§ Texte fourni:
___

Penser l’écologie politique : sciences sociales et interdisciplinarité

Organisateurs : Paris 7 CSPRP / Paris 10 Sophiapol / Sciences Po Lille CERAPS / LADYSS / SET Pau / TEM-Institut Mines-Télécom

Revues partenaires : Écologie & Politique, Revue du Mauss, Mouvements, Nature Sciences Sociétés

13 et 14 janvier 2014 – Paris 7 site des Grands Moulins
http://events.it-sudparis.eu/ecologiepolitique/

Ce colloque part du constat d’une difficulté : de quoi parle-t-on lorsqu’on parle d’« écologie politique » ? Parle-t-on de développement durable ? D’après-développement, de buen vivir, d’écosocialisme, de décroissance, d’écosophie etc. ? Comment écologie et politique, politique et écologie s’articulent-elles dans cette expression à la signification des plus plastiques ? Quelle place prennent les travaux en sciences sociales tant dans les recherches en environnement que dans la discussion engagée dans le champ de l’écologie politique ? Le mouvement écologiste distingue, de son côté, depuis les origines, « l’écologisme » de « l’environnementalisme », au motif que le premier cherche à modifier les causes profondes de la dégradation de la nature et plus largement du monde vécu, tandis que le second s’en tient à la protection de la nature. Ces enjeux n’ont jamais été plus actuels, les écologistes obtiennent des scores parfois élevés aux élections (autour de 20 % tous partis confondus aux Européennes de 2009), et les questions écologiques font l’objet de tensions internationales croissantes (sommet Rio+20). Académiquement parlant, en dépit de cette dimension politique et sociétale évidente, le champ a surtout été occupé par les sciences dites « dures » (écologie, ingénierie, etc.). A l’heure où les sciences humaines et sociales en France investissent toujours plus ces questions, mais de manière inégale, il apparaît nécessaire de faire le point pour cerner les enjeux, les problèmes et les défis à relever. Dans une bibliothèque, l’étagère la plus fournie, en matière d’écologie politique, se nomme « développement durable ». L’économie est la discipline la plus représentée, mais on y trouve également la géographie, la sociologie, le droit, la philosophie, l’anthropologie et l’histoire. Certes, la thématique écologique s’est construite comme une critique de la société industrielle et de ses aspects productivistes et de consommation , que la poursuite de la croissance symbolise. Mais comment aller plus loin ? La critique du capitalisme est-elle suffisante ?

Il est admis que différentes conceptions de la nature se partagent l’histoire : prémoderne, moderne et « écologique ». A l’observation chez les Grecs aurait succédé l’expérimentation chez les Modernes, et le respect serait à venir. Or le statut de la troisième conception fait problème, dans la série. L’analyse politique tient en effet pour acquis que le passage du prémoderne (ou « antique ») au moderne implique des changements massifs : émergence de l’État, de l’économie de marché, du développement technologique, passage de la « liberté des Anciens » à la « liberté des Modernes », d’Aristote au constructivisme social, etc. Entre le prémoderne et le moderne, l’écart est souvent considéré comme étant celui de l’émergence de la science et de la technique elles-mêmes. Si l’écart entre la deuxième et la troisième conception devait être de la même magnitude, reste à savoir dans quel sens il faut s’engager pour opérer la conversion souhaitée de l’expérimentation au respect. On accuse fréquemment les écologistes de vouloir « revenir à l’âge de pierre » (ou de la lampe à pétrole). La protection de la nature n’est-elle pas plutôt un « souci moderne », qui ne se fait jour que lorsque l’agir humain atteint une certaine magnitude ? La question taraude les études sur l’écologisme, sans trouver de réponse claire.

___

§ Matériel fourni:
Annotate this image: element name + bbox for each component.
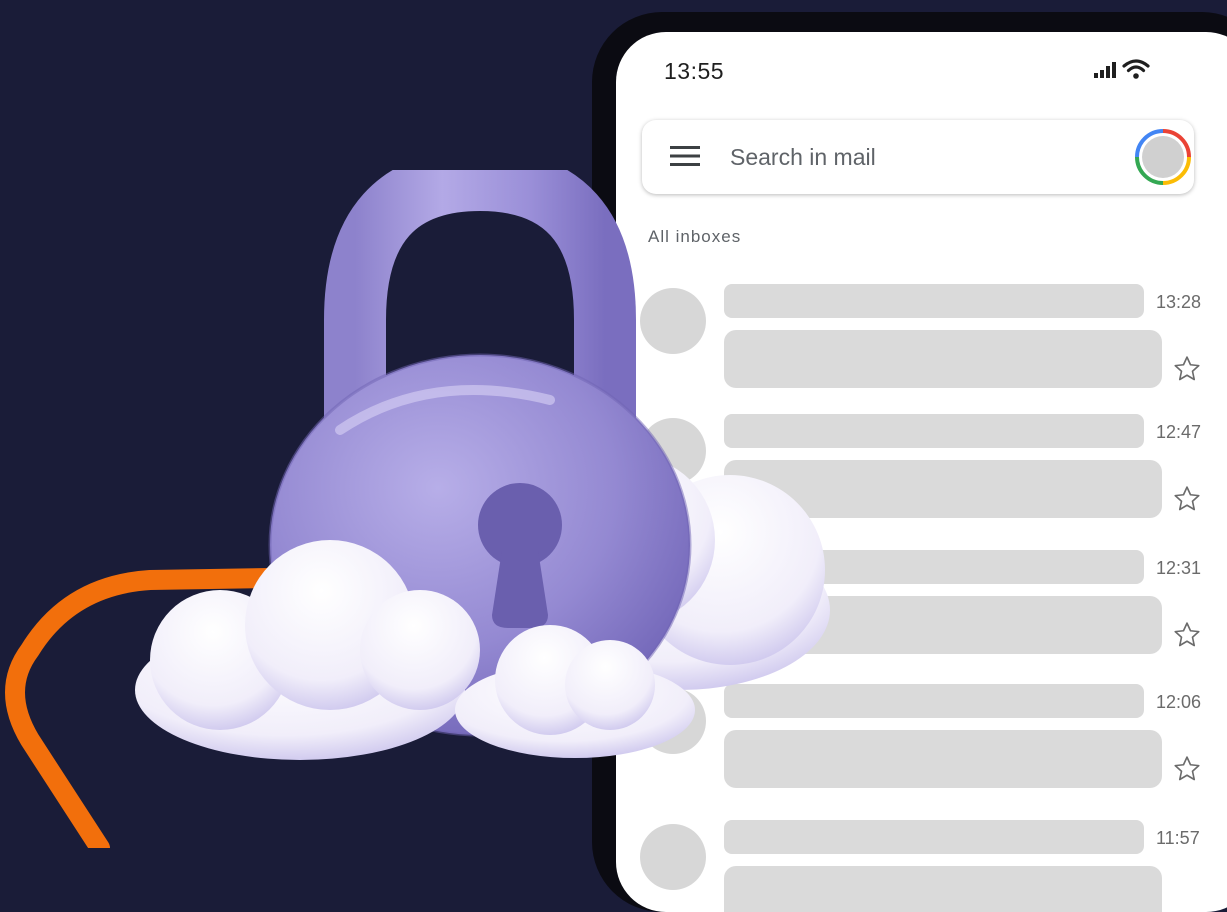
status-bar: 13:55: [616, 32, 1227, 102]
mail-time: 12:06: [1156, 692, 1202, 712]
mail-time: 11:57: [1156, 828, 1200, 848]
mail-time: 12:47: [1156, 422, 1202, 442]
sender-placeholder: [724, 820, 1144, 854]
star-icon[interactable]: [1172, 620, 1202, 650]
sender-avatar: [640, 824, 706, 890]
list-item[interactable]: 11:57: [616, 820, 1227, 912]
menu-icon[interactable]: [670, 144, 700, 168]
mail-time: 13:28: [1156, 292, 1202, 312]
star-icon[interactable]: [1172, 754, 1202, 784]
avatar[interactable]: [1134, 128, 1192, 186]
wifi-icon: [1122, 59, 1150, 79]
signal-icon: [1094, 62, 1116, 78]
mail-time: 12:31: [1156, 558, 1202, 578]
status-time: 13:55: [664, 58, 725, 84]
preview-placeholder: [724, 866, 1162, 912]
star-icon[interactable]: [1172, 484, 1202, 514]
padlock-illustration: [135, 170, 830, 760]
star-icon[interactable]: [1172, 354, 1202, 384]
search-input[interactable]: Search in mail: [730, 144, 876, 171]
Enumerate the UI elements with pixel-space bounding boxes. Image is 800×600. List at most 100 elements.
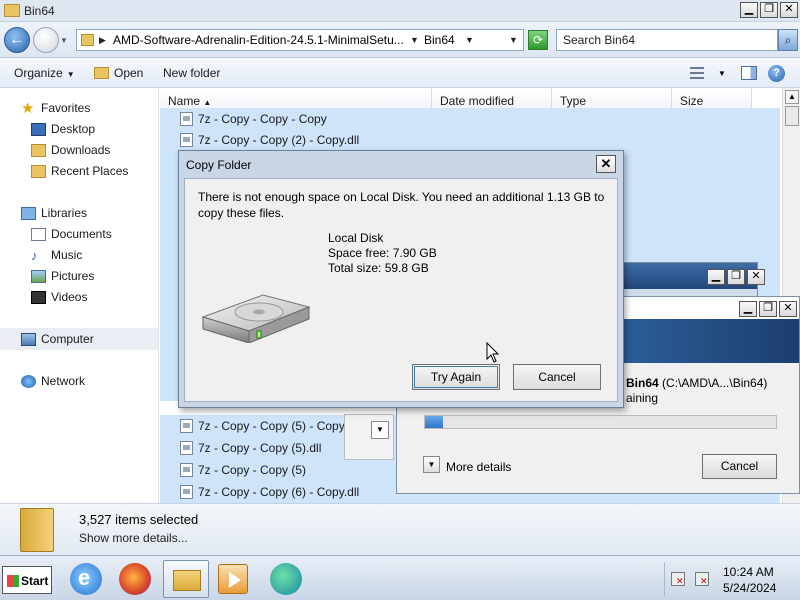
destination-path: Bin64 (C:\AMD\A...\Bin64): [626, 376, 767, 390]
nav-downloads-label: Downloads: [51, 143, 111, 157]
nav-favorites[interactable]: ★ Favorites: [21, 101, 91, 116]
file-name: 7z - Copy - Copy (5) - Copy: [198, 419, 345, 433]
navigation-pane: ★ Favorites Desktop Downloads Recent Plac…: [0, 88, 159, 503]
start-label: Start: [21, 574, 49, 588]
file-icon: [180, 112, 193, 126]
partial-window: ▼: [344, 414, 394, 460]
more-details-toggle[interactable]: ▼: [423, 456, 440, 473]
progress-fill: [425, 416, 443, 428]
internet-explorer-icon[interactable]: [70, 563, 102, 595]
restore-button[interactable]: ❐: [760, 2, 778, 18]
close-button[interactable]: ✕: [779, 301, 797, 317]
edge-icon[interactable]: [270, 563, 302, 595]
help-icon[interactable]: ?: [768, 65, 785, 82]
show-more-details-link[interactable]: Show more details...: [79, 531, 188, 545]
copy-folder-dialog: Copy Folder ✕ There is not enough space …: [178, 150, 624, 408]
nav-computer[interactable]: Computer: [21, 332, 94, 346]
videos-icon: [31, 291, 46, 304]
windows-logo-icon: [7, 575, 19, 587]
file-name: 7z - Copy - Copy (5).dll: [198, 441, 322, 455]
scroll-thumb[interactable]: [785, 106, 799, 126]
minimize-button[interactable]: ▁: [707, 269, 725, 285]
minimize-button[interactable]: ▁: [739, 301, 757, 317]
nav-recent-label: Recent Places: [51, 164, 129, 178]
nav-documents[interactable]: Documents: [31, 227, 112, 241]
file-row[interactable]: 7z - Copy - Copy - Copy: [160, 108, 780, 130]
open-folder-icon: [94, 67, 109, 79]
selection-count: 3,527 items selected: [79, 512, 199, 527]
disk-name: Local Disk: [328, 231, 384, 245]
destination-folder: Bin64: [626, 376, 659, 390]
nav-downloads[interactable]: Downloads: [31, 143, 111, 157]
nav-music[interactable]: ♪ Music: [31, 248, 82, 262]
address-history-dropdown[interactable]: ▼: [509, 35, 518, 45]
file-icon: [180, 133, 193, 147]
file-icon: [180, 463, 193, 477]
file-icon: [180, 419, 193, 433]
pictures-icon: [31, 270, 46, 283]
try-again-button[interactable]: Try Again: [412, 364, 500, 390]
file-row[interactable]: 7z - Copy - Copy (2) - Copy.dll: [160, 129, 780, 151]
nav-recent-places[interactable]: Recent Places: [31, 164, 129, 178]
recent-pages-dropdown[interactable]: ▼: [60, 36, 68, 45]
breadcrumb-bin64[interactable]: Bin64: [424, 33, 455, 47]
refresh-button[interactable]: ⟳: [528, 30, 548, 50]
progress-cancel-button[interactable]: Cancel: [702, 454, 777, 479]
mouse-cursor-icon: [486, 342, 500, 363]
restore-button[interactable]: ❐: [727, 269, 745, 285]
breadcrumb-amd-folder[interactable]: AMD-Software-Adrenalin-Edition-24.5.1-Mi…: [113, 33, 404, 47]
close-button[interactable]: ✕: [780, 2, 798, 18]
clock-time[interactable]: 10:24 AM: [723, 565, 774, 579]
forward-button[interactable]: [33, 27, 59, 53]
new-folder-button[interactable]: New folder: [163, 66, 220, 80]
more-details-label[interactable]: More details: [446, 460, 511, 474]
close-button[interactable]: ✕: [747, 269, 765, 285]
start-button[interactable]: Start: [2, 566, 52, 594]
hard-drive-icon: [201, 294, 311, 343]
nav-libraries-label: Libraries: [41, 206, 88, 220]
action-center-icon[interactable]: [671, 572, 685, 587]
change-view-icon[interactable]: [690, 67, 704, 79]
nav-pictures[interactable]: Pictures: [31, 269, 94, 283]
file-name: 7z - Copy - Copy (6) - Copy.dll: [198, 485, 360, 499]
details-pane: 3,527 items selected Show more details..…: [0, 503, 800, 555]
nav-videos[interactable]: Videos: [31, 290, 87, 304]
clock-date[interactable]: 5/24/2024: [723, 581, 776, 595]
nav-libraries[interactable]: Libraries: [21, 206, 88, 220]
nav-desktop[interactable]: Desktop: [31, 122, 95, 136]
address-bar[interactable]: ▶ AMD-Software-Adrenalin-Edition-24.5.1-…: [76, 29, 524, 51]
nav-documents-label: Documents: [51, 227, 112, 241]
system-tray: 10:24 AM 5/24/2024: [664, 562, 798, 596]
windows-explorer-icon[interactable]: [163, 560, 209, 598]
nav-network[interactable]: Network: [21, 374, 85, 388]
organize-button[interactable]: Organize ▼: [14, 66, 75, 80]
media-player-icon[interactable]: [218, 564, 248, 594]
nav-computer-label: Computer: [41, 332, 94, 346]
firefox-icon[interactable]: [119, 563, 151, 595]
preview-pane-button[interactable]: [741, 66, 757, 80]
view-options-dropdown[interactable]: ▼: [718, 69, 726, 78]
scroll-up-arrow[interactable]: ▲: [785, 90, 799, 104]
restore-button[interactable]: ❐: [759, 301, 777, 317]
file-icon: [180, 485, 193, 499]
dialog-close-button[interactable]: ✕: [596, 155, 616, 173]
breadcrumb-dropdown-icon[interactable]: ▼: [465, 35, 474, 45]
network-disconnected-icon[interactable]: [695, 572, 709, 587]
disk-total-size: Total size: 59.8 GB: [328, 261, 429, 275]
search-icon[interactable]: ⌕: [778, 29, 798, 51]
chevron-down-icon[interactable]: ▼: [371, 421, 389, 439]
breadcrumb-chevron-icon[interactable]: ▶: [99, 35, 106, 46]
destination-full-path: (C:\AMD\A...\Bin64): [662, 376, 768, 390]
open-button[interactable]: Open: [94, 66, 143, 80]
dialog-message: There is not enough space on Local Disk.…: [198, 190, 605, 220]
minimize-button[interactable]: ▁: [740, 2, 758, 18]
time-remaining: aining: [626, 391, 659, 405]
nav-favorites-label: Favorites: [41, 101, 91, 115]
libraries-icon: [21, 207, 36, 220]
search-input[interactable]: Search Bin64: [556, 29, 778, 51]
computer-icon: [21, 333, 36, 346]
disk-space-free: Space free: 7.90 GB: [328, 246, 437, 260]
breadcrumb-dropdown-icon[interactable]: ▼: [410, 35, 419, 45]
cancel-button[interactable]: Cancel: [513, 364, 601, 390]
back-button[interactable]: ←: [4, 27, 30, 53]
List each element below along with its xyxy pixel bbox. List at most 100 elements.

___

§ Exercice écrit 1:
Traduisez en anglais cette phrase du texte sur l'écologie politique : « Il est admis que différentes conceptions de la nature se partagent l'histoire : prémoderne, moderne et “écologique”. »
§ Exercice écrit 2:
Prolongez le texte sur l'écologie politique en rédigeant la suite de son dernier paragraphe.

§ Réponse à l'exercice 1:
It is accepted that history has been shared among different conceptions of nature: premodern, modern, and "ecological."

§ Réponse à l'exercice 2:
Si, pendant des années, voire des décennies, il y a eu si peu de travaux et qu’ils ont été si peu lus, c’est parce que les auteurs qui se sont engagés à l’époque dans cette voie ont été marginalisés au motif que, pour s’intéresser à l’écologie, il fallait être écologiste, c’est-à-dire « croire » aux dangers dont les « écologistes » de l’époque disaient qu’ils menaçaient, « croire » aux « prédictions » de ces Cassandre. Nous sommes loin aujourd’hui de cette marginalisation. On n’a jamais autant parlé d’écologie (ou d’environnement) en France et dans le monde. Les voix les plus soucieuses de correction et les moins soupçonnables de vouloir changer quoi que ce soit à l’ordre établi ont même rejoint le chœur des marginaux d’hier et ne sont pas les moins radicaux. Les rapports, articles, livres, émissions, films « écologistes » sont aujourd’hui nombreux et accessibles, mais qu’en est-il de la place de l’« écologie politique » en tant que paradigme dans le champ des études académiques ? La communauté savante serait-elle aussi neutre qu’elle le prétend ? Ou au contraire a-t-elle tendance à s’aligner sur les positions de la diplomatie française, à l’échelle internationale, qui est celle d’un pays riche ?

Si elle circule bien mieux qu’avant dans la société, la littérature écologiste reste méconnue de la très grande majorité des universitaires qui la jugent a priori bigarrée et « nébuleuse ». Les auteurs « écologistes » ne sont pas nécessairement passés par l’université et, s’il arrive qu’ils soient universitaires, ils écrivent sur l’écologie en marge de leur domaine principal de recherche. Mobiliser la communauté universitaire des sciences humaines et sociales autour des enjeux de l’écologie politique, c’est certes travailler à lui faire comprendre la pertinence intellectuelle et politique de ce paradigme mais aussi travailler à réconcilier les universitaires avec les « intellectuels organiques » issus du mouvement écologiste, intellectuels qu’ils ne connaissent pas mais qui, eux, se sont formés en lisant parfois les mêmes auteurs que certains universitaires…

L’objectif de ce colloque sera donc d’examiner pourquoi les sciences humaines et sociales ont-elles tant de mal à intégrer la question écologique, comment l’écologie politique en tant que paradigme pourrait-elle être pensée ? En quoi consiste-t-elle ? Ces difficultés sont-elles les mêmes dans toutes les disciplines ? Comment les expliquer ? Comment les surmonter ?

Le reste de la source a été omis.